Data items

++++

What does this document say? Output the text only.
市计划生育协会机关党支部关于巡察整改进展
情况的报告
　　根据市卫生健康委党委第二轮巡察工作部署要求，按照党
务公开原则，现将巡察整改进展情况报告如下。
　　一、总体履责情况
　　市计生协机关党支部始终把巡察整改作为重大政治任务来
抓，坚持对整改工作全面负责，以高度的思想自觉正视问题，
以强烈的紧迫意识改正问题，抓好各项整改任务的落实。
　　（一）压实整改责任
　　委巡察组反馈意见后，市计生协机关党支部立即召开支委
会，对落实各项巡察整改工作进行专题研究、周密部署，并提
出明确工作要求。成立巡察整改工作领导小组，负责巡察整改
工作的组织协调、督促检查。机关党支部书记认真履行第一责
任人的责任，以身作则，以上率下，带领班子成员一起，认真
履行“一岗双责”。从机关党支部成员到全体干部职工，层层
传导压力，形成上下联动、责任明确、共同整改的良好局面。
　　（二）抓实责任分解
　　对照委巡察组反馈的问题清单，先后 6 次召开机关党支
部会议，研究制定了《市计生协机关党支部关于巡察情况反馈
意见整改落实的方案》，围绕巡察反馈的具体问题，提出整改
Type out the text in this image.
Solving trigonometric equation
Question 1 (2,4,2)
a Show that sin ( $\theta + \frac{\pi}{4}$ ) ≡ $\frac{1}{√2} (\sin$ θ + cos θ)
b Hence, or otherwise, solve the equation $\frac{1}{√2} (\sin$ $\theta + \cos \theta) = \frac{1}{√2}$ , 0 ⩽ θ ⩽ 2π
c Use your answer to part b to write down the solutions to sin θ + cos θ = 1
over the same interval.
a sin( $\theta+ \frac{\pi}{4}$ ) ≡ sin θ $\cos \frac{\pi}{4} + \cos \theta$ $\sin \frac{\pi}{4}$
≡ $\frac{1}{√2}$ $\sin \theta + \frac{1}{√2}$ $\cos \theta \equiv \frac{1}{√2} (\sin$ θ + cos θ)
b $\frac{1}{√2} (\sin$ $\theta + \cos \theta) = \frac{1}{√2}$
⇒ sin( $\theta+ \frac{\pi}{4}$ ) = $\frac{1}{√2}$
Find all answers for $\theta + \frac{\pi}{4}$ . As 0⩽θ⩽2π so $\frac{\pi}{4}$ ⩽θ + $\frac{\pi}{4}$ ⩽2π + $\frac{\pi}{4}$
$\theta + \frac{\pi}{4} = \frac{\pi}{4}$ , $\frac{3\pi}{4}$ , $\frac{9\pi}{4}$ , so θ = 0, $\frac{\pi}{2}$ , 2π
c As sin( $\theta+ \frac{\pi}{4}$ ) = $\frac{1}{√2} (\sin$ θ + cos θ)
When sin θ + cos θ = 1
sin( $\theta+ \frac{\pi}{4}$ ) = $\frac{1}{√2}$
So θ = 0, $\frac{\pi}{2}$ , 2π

++++

Write the data out again in full and exactly.

What does this document say? Output the text only.
市计划生育协会机关党支部关于巡察整改进展
情况的报告
　　根据市卫生健康委党委第二轮巡察工作部署要求，按照党
务公开原则，现将巡察整改进展情况报告如下。
　　一、总体履责情况
　　市计生协机关党支部始终把巡察整改作为重大政治任务来
抓，坚持对整改工作全面负责，以高度的思想自觉正视问题，
以强烈的紧迫意识改正问题，抓好各项整改任务的落实。
　　（一）压实整改责任
　　委巡察组反馈意见后，市计生协机关党支部立即召开支委
会，对落实各项巡察整改工作进行专题研究、周密部署，并提
出明确工作要求。成立巡察整改工作领导小组，负责巡察整改
工作的组织协调、督促检查。机关党支部书记认真履行第一责
任人的责任，以身作则，以上率下，带领班子成员一起，认真
履行“一岗双责”。从机关党支部成员到全体干部职工，层层
传导压力，形成上下联动、责任明确、共同整改的良好局面。
　　（二）抓实责任分解
　　对照委巡察组反馈的问题清单，先后 6 次召开机关党支
部会议，研究制定了《市计生协机关党支部关于巡察情况反馈
意见整改落实的方案》，围绕巡察反馈的具体问题，提出整改
Type out the text in this image.
Solving trigonometric equation
Question 1 (2,4,2)
a Show that sin ( $\theta + \frac{\pi}{4}$ ) ≡ $\frac{1}{√2} (\sin$ θ + cos θ)
b Hence, or otherwise, solve the equation $\frac{1}{√2} (\sin$ $\theta + \cos \theta) = \frac{1}{√2}$ , 0 ⩽ θ ⩽ 2π
c Use your answer to part b to write down the solutions to sin θ + cos θ = 1
over the same interval.
a sin( $\theta+ \frac{\pi}{4}$ ) ≡ sin θ $\cos \frac{\pi}{4} + \cos \theta$ $\sin \frac{\pi}{4}$
≡ $\frac{1}{√2}$ $\sin \theta + \frac{1}{√2}$ $\cos \theta \equiv \frac{1}{√2} (\sin$ θ + cos θ)
b $\frac{1}{√2} (\sin$ $\theta + \cos \theta) = \frac{1}{√2}$
⇒ sin( $\theta+ \frac{\pi}{4}$ ) = $\frac{1}{√2}$
Find all answers for $\theta + \frac{\pi}{4}$ . As 0⩽θ⩽2π so $\frac{\pi}{4}$ ⩽θ + $\frac{\pi}{4}$ ⩽2π + $\frac{\pi}{4}$
$\theta + \frac{\pi}{4} = \frac{\pi}{4}$ , $\frac{3\pi}{4}$ , $\frac{9\pi}{4}$ , so θ = 0, $\frac{\pi}{2}$ , 2π
c As sin( $\theta+ \frac{\pi}{4}$ ) = $\frac{1}{√2} (\sin$ θ + cos θ)
When sin θ + cos θ = 1
sin( $\theta+ \frac{\pi}{4}$ ) = $\frac{1}{√2}$
So θ = 0, $\frac{\pi}{2}$ , 2π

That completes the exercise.